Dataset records
## BEGIN
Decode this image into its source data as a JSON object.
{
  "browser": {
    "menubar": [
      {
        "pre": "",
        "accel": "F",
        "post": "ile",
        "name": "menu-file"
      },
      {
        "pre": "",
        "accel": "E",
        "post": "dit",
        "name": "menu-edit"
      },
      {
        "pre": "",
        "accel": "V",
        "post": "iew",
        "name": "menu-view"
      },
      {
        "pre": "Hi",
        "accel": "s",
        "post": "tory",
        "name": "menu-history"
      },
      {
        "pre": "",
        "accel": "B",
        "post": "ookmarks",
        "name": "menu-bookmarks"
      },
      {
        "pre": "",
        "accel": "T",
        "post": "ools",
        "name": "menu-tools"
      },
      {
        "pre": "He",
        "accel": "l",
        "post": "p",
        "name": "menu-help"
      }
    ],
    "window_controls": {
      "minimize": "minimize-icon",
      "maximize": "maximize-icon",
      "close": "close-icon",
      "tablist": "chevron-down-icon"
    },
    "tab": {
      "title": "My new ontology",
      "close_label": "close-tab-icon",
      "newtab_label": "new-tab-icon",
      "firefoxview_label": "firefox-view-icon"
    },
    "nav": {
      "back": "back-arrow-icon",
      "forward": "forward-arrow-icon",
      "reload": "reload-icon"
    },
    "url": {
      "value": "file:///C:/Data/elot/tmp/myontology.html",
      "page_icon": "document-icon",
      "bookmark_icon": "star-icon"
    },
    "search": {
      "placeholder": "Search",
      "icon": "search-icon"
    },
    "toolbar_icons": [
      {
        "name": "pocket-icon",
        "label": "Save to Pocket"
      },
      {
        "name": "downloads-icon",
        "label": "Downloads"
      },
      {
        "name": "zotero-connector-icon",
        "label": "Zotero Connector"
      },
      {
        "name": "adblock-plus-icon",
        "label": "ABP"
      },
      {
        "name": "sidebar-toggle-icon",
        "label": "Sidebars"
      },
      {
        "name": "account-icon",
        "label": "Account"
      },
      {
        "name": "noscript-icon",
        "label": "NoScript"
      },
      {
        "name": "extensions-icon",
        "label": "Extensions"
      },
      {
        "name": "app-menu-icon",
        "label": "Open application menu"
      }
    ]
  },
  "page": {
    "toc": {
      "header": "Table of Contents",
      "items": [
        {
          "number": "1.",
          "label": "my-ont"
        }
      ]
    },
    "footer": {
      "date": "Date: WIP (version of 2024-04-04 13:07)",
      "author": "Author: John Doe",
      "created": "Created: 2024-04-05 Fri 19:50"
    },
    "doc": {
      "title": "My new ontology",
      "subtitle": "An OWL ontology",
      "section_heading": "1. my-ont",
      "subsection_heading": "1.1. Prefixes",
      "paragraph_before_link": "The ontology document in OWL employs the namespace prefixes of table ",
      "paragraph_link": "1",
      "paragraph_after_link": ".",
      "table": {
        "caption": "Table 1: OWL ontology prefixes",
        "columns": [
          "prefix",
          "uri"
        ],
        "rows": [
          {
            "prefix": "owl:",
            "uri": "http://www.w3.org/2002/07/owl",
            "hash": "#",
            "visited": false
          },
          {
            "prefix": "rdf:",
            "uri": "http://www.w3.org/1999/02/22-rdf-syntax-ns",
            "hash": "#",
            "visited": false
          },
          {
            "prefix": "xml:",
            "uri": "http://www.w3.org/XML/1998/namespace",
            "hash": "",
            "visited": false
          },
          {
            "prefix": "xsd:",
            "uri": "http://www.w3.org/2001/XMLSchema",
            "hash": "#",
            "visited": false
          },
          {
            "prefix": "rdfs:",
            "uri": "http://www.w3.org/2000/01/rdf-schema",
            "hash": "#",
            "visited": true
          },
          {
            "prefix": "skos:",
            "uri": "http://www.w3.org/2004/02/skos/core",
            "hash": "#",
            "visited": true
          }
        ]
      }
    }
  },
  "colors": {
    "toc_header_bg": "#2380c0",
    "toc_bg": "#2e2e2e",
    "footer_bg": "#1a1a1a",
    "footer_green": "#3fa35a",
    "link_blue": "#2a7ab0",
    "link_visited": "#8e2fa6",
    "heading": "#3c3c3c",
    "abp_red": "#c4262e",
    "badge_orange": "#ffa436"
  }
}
## END
From the listing above, collect every line that mentions the word "file".

Output of the task
        "name": "menu-file"
      "value": "file:///C:/Data/elot/tmp/myontology.html",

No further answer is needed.